Data supplied
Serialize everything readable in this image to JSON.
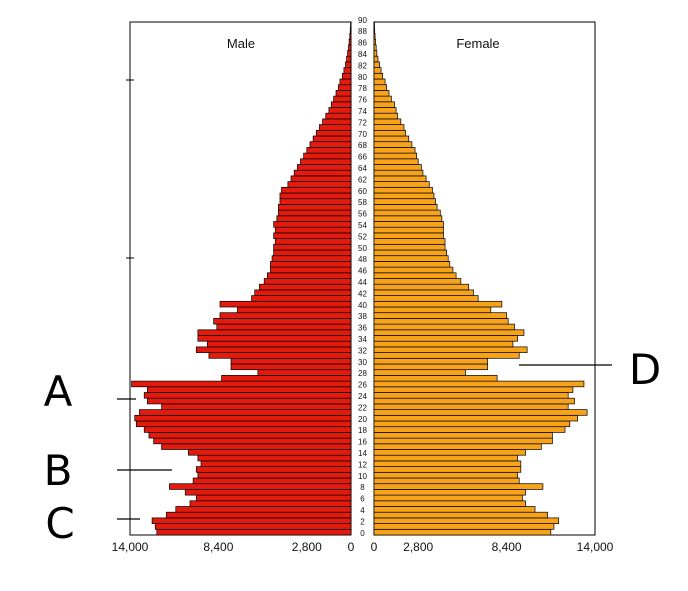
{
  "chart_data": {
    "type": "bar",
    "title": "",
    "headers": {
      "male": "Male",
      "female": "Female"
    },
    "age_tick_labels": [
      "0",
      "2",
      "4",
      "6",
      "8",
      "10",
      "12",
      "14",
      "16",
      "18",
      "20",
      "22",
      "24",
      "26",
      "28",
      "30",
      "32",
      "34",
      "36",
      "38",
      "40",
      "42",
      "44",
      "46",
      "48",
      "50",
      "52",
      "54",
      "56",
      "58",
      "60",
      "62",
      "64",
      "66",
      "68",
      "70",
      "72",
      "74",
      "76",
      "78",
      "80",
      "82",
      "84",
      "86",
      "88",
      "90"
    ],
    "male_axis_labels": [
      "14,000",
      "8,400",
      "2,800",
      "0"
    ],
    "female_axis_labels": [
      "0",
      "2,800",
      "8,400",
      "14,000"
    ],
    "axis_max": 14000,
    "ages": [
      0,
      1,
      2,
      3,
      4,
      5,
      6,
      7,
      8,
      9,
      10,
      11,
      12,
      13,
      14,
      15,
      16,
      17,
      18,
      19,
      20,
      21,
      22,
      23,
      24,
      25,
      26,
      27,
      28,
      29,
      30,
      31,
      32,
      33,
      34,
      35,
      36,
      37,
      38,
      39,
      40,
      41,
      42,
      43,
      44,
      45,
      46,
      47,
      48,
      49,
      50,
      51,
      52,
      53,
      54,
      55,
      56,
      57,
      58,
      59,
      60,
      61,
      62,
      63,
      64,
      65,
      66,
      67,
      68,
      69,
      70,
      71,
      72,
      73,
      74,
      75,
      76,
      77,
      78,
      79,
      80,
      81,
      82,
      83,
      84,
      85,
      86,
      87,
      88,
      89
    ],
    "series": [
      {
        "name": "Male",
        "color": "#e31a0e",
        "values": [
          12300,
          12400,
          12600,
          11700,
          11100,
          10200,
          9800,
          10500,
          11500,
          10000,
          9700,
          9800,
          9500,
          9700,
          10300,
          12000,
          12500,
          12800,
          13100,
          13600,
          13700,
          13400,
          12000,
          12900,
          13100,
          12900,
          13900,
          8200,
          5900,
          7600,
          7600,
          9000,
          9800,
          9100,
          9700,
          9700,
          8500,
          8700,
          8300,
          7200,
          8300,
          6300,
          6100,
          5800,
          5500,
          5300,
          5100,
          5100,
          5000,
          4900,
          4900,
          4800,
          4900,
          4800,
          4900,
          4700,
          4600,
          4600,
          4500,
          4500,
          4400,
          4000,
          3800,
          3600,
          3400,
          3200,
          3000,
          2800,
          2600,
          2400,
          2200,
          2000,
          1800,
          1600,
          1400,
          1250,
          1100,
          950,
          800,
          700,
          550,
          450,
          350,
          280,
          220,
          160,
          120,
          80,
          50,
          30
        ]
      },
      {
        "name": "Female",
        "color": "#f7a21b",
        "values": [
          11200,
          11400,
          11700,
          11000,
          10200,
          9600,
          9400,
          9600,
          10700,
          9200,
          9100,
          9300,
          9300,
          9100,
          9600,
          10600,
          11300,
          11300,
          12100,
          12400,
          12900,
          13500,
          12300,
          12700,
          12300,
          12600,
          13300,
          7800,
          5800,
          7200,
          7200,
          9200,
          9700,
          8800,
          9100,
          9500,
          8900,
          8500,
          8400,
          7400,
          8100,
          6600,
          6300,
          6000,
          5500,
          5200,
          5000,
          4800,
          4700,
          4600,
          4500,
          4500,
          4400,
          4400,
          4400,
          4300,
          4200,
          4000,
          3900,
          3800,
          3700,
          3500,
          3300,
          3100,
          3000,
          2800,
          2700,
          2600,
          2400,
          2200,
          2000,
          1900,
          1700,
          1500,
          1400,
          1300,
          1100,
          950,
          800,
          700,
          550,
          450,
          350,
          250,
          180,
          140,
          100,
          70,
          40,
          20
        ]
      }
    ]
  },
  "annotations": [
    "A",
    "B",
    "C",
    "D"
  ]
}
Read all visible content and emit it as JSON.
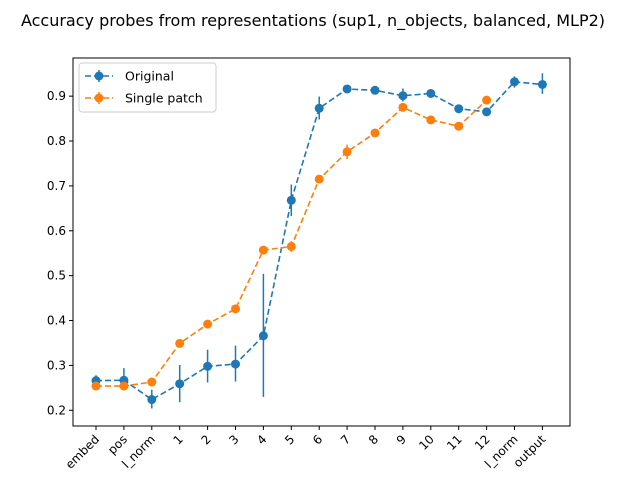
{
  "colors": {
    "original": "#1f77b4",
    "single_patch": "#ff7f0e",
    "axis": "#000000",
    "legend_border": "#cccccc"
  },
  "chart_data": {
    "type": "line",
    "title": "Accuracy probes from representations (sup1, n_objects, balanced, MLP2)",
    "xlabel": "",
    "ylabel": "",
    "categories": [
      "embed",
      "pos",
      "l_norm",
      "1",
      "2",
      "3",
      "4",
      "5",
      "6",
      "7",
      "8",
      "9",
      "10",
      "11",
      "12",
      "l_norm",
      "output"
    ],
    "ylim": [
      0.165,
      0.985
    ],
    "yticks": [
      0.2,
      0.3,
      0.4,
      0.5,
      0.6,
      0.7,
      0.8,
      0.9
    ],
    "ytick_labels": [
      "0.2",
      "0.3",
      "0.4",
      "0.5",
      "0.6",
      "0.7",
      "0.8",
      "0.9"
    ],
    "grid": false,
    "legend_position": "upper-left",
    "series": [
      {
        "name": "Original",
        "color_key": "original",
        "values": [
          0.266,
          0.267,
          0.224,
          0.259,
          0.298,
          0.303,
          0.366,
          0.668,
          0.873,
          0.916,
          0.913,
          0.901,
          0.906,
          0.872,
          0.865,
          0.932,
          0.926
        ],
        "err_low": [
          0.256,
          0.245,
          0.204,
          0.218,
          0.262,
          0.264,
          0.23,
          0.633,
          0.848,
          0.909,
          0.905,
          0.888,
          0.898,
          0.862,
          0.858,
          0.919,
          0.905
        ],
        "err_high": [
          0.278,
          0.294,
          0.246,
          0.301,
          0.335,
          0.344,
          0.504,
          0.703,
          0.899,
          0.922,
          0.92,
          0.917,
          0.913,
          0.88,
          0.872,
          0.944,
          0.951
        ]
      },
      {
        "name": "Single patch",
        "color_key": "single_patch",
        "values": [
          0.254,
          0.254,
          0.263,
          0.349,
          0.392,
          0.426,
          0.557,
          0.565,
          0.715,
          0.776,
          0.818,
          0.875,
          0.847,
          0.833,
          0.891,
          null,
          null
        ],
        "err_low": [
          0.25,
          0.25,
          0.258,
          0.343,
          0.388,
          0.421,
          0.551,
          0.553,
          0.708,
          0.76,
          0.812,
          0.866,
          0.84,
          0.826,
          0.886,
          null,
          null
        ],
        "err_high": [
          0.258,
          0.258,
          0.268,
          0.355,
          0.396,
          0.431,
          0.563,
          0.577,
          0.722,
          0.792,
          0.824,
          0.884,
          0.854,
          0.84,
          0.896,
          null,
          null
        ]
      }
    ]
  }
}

Required work
Give all the entries again exactly, dropping each picture.

Finished exercise
Serialize everything readable in this image to JSON.
{
  "chart_data": {
    "type": "bar",
    "title": "",
    "headers": {
      "male": "Male",
      "female": "Female"
    },
    "age_tick_labels": [
      "0",
      "2",
      "4",
      "6",
      "8",
      "10",
      "12",
      "14",
      "16",
      "18",
      "20",
      "22",
      "24",
      "26",
      "28",
      "30",
      "32",
      "34",
      "36",
      "38",
      "40",
      "42",
      "44",
      "46",
      "48",
      "50",
      "52",
      "54",
      "56",
      "58",
      "60",
      "62",
      "64",
      "66",
      "68",
      "70",
      "72",
      "74",
      "76",
      "78",
      "80",
      "82",
      "84",
      "86",
      "88",
      "90"
    ],
    "male_axis_labels": [
      "14,000",
      "8,400",
      "2,800",
      "0"
    ],
    "female_axis_labels": [
      "0",
      "2,800",
      "8,400",
      "14,000"
    ],
    "axis_max": 14000,
    "ages": [
      0,
      1,
      2,
      3,
      4,
      5,
      6,
      7,
      8,
      9,
      10,
      11,
      12,
      13,
      14,
      15,
      16,
      17,
      18,
      19,
      20,
      21,
      22,
      23,
      24,
      25,
      26,
      27,
      28,
      29,
      30,
      31,
      32,
      33,
      34,
      35,
      36,
      37,
      38,
      39,
      40,
      41,
      42,
      43,
      44,
      45,
      46,
      47,
      48,
      49,
      50,
      51,
      52,
      53,
      54,
      55,
      56,
      57,
      58,
      59,
      60,
      61,
      62,
      63,
      64,
      65,
      66,
      67,
      68,
      69,
      70,
      71,
      72,
      73,
      74,
      75,
      76,
      77,
      78,
      79,
      80,
      81,
      82,
      83,
      84,
      85,
      86,
      87,
      88,
      89
    ],
    "series": [
      {
        "name": "Male",
        "color": "#e31a0e",
        "values": [
          12300,
          12400,
          12600,
          11700,
          11100,
          10200,
          9800,
          10500,
          11500,
          10000,
          9700,
          9800,
          9500,
          9700,
          10300,
          12000,
          12500,
          12800,
          13100,
          13600,
          13700,
          13400,
          12000,
          12900,
          13100,
          12900,
          13900,
          8200,
          5900,
          7600,
          7600,
          9000,
          9800,
          9100,
          9700,
          9700,
          8500,
          8700,
          8300,
          7200,
          8300,
          6300,
          6100,
          5800,
          5500,
          5300,
          5100,
          5100,
          5000,
          4900,
          4900,
          4800,
          4900,
          4800,
          4900,
          4700,
          4600,
          4600,
          4500,
          4500,
          4400,
          4000,
          3800,
          3600,
          3400,
          3200,
          3000,
          2800,
          2600,
          2400,
          2200,
          2000,
          1800,
          1600,
          1400,
          1250,
          1100,
          950,
          800,
          700,
          550,
          450,
          350,
          280,
          220,
          160,
          120,
          80,
          50,
          30
        ]
      },
      {
        "name": "Female",
        "color": "#f7a21b",
        "values": [
          11200,
          11400,
          11700,
          11000,
          10200,
          9600,
          9400,
          9600,
          10700,
          9200,
          9100,
          9300,
          9300,
          9100,
          9600,
          10600,
          11300,
          11300,
          12100,
          12400,
          12900,
          13500,
          12300,
          12700,
          12300,
          12600,
          13300,
          7800,
          5800,
          7200,
          7200,
          9200,
          9700,
          8800,
          9100,
          9500,
          8900,
          8500,
          8400,
          7400,
          8100,
          6600,
          6300,
          6000,
          5500,
          5200,
          5000,
          4800,
          4700,
          4600,
          4500,
          4500,
          4400,
          4400,
          4400,
          4300,
          4200,
          4000,
          3900,
          3800,
          3700,
          3500,
          3300,
          3100,
          3000,
          2800,
          2700,
          2600,
          2400,
          2200,
          2000,
          1900,
          1700,
          1500,
          1400,
          1300,
          1100,
          950,
          800,
          700,
          550,
          450,
          350,
          250,
          180,
          140,
          100,
          70,
          40,
          20
        ]
      }
    ]
  },
  "annotations": [
    "A",
    "B",
    "C",
    "D"
  ]
}
Read all visible content and emit it as JSON.
{
  "colors": {
    "original": "#1f77b4",
    "single_patch": "#ff7f0e",
    "axis": "#000000",
    "legend_border": "#cccccc"
  },
  "chart_data": {
    "type": "line",
    "title": "Accuracy probes from representations (sup1, n_objects, balanced, MLP2)",
    "xlabel": "",
    "ylabel": "",
    "categories": [
      "embed",
      "pos",
      "l_norm",
      "1",
      "2",
      "3",
      "4",
      "5",
      "6",
      "7",
      "8",
      "9",
      "10",
      "11",
      "12",
      "l_norm",
      "output"
    ],
    "ylim": [
      0.165,
      0.985
    ],
    "yticks": [
      0.2,
      0.3,
      0.4,
      0.5,
      0.6,
      0.7,
      0.8,
      0.9
    ],
    "ytick_labels": [
      "0.2",
      "0.3",
      "0.4",
      "0.5",
      "0.6",
      "0.7",
      "0.8",
      "0.9"
    ],
    "grid": false,
    "legend_position": "upper-left",
    "series": [
      {
        "name": "Original",
        "color_key": "original",
        "values": [
          0.266,
          0.267,
          0.224,
          0.259,
          0.298,
          0.303,
          0.366,
          0.668,
          0.873,
          0.916,
          0.913,
          0.901,
          0.906,
          0.872,
          0.865,
          0.932,
          0.926
        ],
        "err_low": [
          0.256,
          0.245,
          0.204,
          0.218,
          0.262,
          0.264,
          0.23,
          0.633,
          0.848,
          0.909,
          0.905,
          0.888,
          0.898,
          0.862,
          0.858,
          0.919,
          0.905
        ],
        "err_high": [
          0.278,
          0.294,
          0.246,
          0.301,
          0.335,
          0.344,
          0.504,
          0.703,
          0.899,
          0.922,
          0.92,
          0.917,
          0.913,
          0.88,
          0.872,
          0.944,
          0.951
        ]
      },
      {
        "name": "Single patch",
        "color_key": "single_patch",
        "values": [
          0.254,
          0.254,
          0.263,
          0.349,
          0.392,
          0.426,
          0.557,
          0.565,
          0.715,
          0.776,
          0.818,
          0.875,
          0.847,
          0.833,
          0.891,
          null,
          null
        ],
        "err_low": [
          0.25,
          0.25,
          0.258,
          0.343,
          0.388,
          0.421,
          0.551,
          0.553,
          0.708,
          0.76,
          0.812,
          0.866,
          0.84,
          0.826,
          0.886,
          null,
          null
        ],
        "err_high": [
          0.258,
          0.258,
          0.268,
          0.355,
          0.396,
          0.431,
          0.563,
          0.577,
          0.722,
          0.792,
          0.824,
          0.884,
          0.854,
          0.84,
          0.896,
          null,
          null
        ]
      }
    ]
  }
}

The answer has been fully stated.